**Data**
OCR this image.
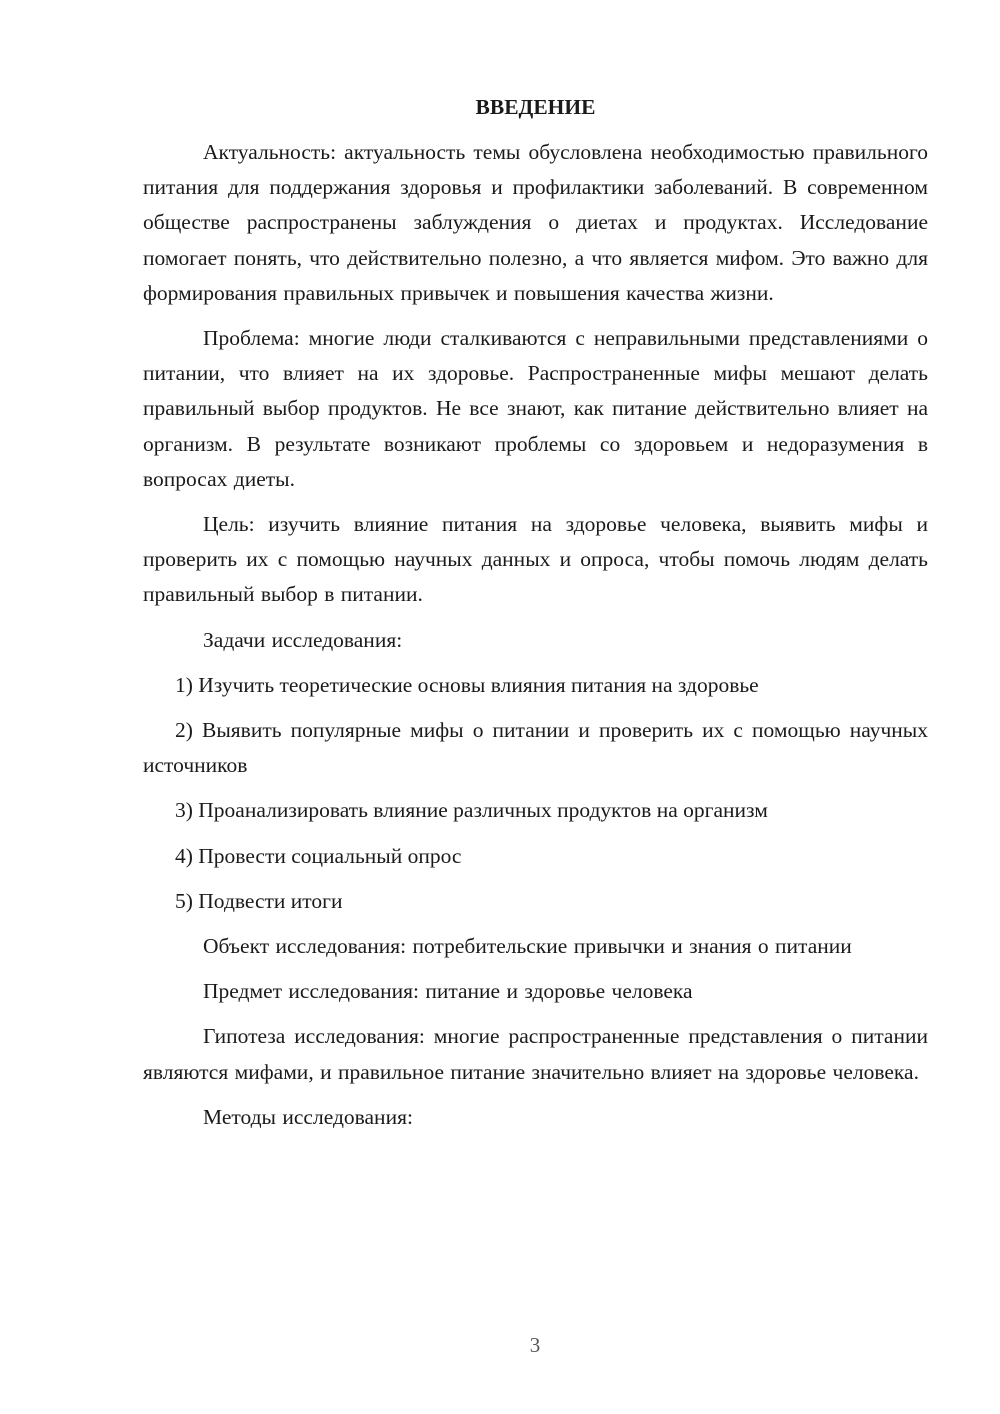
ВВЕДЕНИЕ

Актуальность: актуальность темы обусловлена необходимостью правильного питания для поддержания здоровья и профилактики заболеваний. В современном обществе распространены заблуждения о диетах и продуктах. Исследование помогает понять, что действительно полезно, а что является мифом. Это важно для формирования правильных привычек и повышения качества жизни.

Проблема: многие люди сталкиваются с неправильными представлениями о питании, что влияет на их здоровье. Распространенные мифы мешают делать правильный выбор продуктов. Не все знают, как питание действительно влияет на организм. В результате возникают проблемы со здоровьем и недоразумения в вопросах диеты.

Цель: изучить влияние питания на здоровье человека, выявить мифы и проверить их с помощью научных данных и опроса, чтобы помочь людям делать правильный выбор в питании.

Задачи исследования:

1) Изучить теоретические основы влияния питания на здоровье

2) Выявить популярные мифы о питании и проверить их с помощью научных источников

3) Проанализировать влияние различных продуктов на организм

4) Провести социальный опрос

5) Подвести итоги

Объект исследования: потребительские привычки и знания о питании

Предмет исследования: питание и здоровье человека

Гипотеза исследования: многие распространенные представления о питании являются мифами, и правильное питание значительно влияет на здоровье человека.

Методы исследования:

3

**What is asked**
Omit the pictures and give the material again, exactly and in full.

**The response**
OCR this image.
ВВЕДЕНИЕ

Актуальность: актуальность темы обусловлена необходимостью правильного питания для поддержания здоровья и профилактики заболеваний. В современном обществе распространены заблуждения о диетах и продуктах. Исследование помогает понять, что действительно полезно, а что является мифом. Это важно для формирования правильных привычек и повышения качества жизни.

Проблема: многие люди сталкиваются с неправильными представлениями о питании, что влияет на их здоровье. Распространенные мифы мешают делать правильный выбор продуктов. Не все знают, как питание действительно влияет на организм. В результате возникают проблемы со здоровьем и недоразумения в вопросах диеты.

Цель: изучить влияние питания на здоровье человека, выявить мифы и проверить их с помощью научных данных и опроса, чтобы помочь людям делать правильный выбор в питании.

Задачи исследования:

1) Изучить теоретические основы влияния питания на здоровье

2) Выявить популярные мифы о питании и проверить их с помощью научных источников

3) Проанализировать влияние различных продуктов на организм

4) Провести социальный опрос

5) Подвести итоги

Объект исследования: потребительские привычки и знания о питании

Предмет исследования: питание и здоровье человека

Гипотеза исследования: многие распространенные представления о питании являются мифами, и правильное питание значительно влияет на здоровье человека.

Методы исследования:

3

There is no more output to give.